● TASK PROMPT:
Write the data out again in full, with no departure from the original.
☆ ☆ ☆ ☆ ☆
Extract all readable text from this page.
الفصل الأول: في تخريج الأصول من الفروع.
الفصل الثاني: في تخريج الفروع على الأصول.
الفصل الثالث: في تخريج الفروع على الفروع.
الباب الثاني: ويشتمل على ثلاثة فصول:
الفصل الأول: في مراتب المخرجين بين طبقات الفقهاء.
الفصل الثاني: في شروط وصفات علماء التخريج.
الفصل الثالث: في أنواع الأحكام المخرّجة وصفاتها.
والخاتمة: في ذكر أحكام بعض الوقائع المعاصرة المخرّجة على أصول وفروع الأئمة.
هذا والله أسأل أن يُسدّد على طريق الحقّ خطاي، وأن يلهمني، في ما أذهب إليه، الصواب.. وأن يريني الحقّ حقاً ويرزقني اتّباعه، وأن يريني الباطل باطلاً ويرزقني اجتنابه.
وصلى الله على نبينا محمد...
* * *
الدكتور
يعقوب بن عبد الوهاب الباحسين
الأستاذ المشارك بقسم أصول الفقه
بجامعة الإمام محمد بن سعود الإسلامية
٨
☆ ☆ ☆ ☆ ☆
● SOLUTION TO THE PROBLEM:
Extract all readable text from this page.
الفصل الأول: في تخريج الأصول من الفروع.
الفصل الثاني: في تخريج الفروع على الأصول.
الفصل الثالث: في تخريج الفروع على الفروع.
الباب الثاني: ويشتمل على ثلاثة فصول:
الفصل الأول: في مراتب المخرجين بين طبقات الفقهاء.
الفصل الثاني: في شروط وصفات علماء التخريج.
الفصل الثالث: في أنواع الأحكام المخرّجة وصفاتها.
والخاتمة: في ذكر أحكام بعض الوقائع المعاصرة المخرّجة على أصول وفروع الأئمة.
هذا والله أسأل أن يُسدّد على طريق الحقّ خطاي، وأن يلهمني، في ما أذهب إليه، الصواب.. وأن يريني الحقّ حقاً ويرزقني اتّباعه، وأن يريني الباطل باطلاً ويرزقني اجتنابه.
وصلى الله على نبينا محمد...
* * *
الدكتور
يعقوب بن عبد الوهاب الباحسين
الأستاذ المشارك بقسم أصول الفقه
بجامعة الإمام محمد بن سعود الإسلامية
٨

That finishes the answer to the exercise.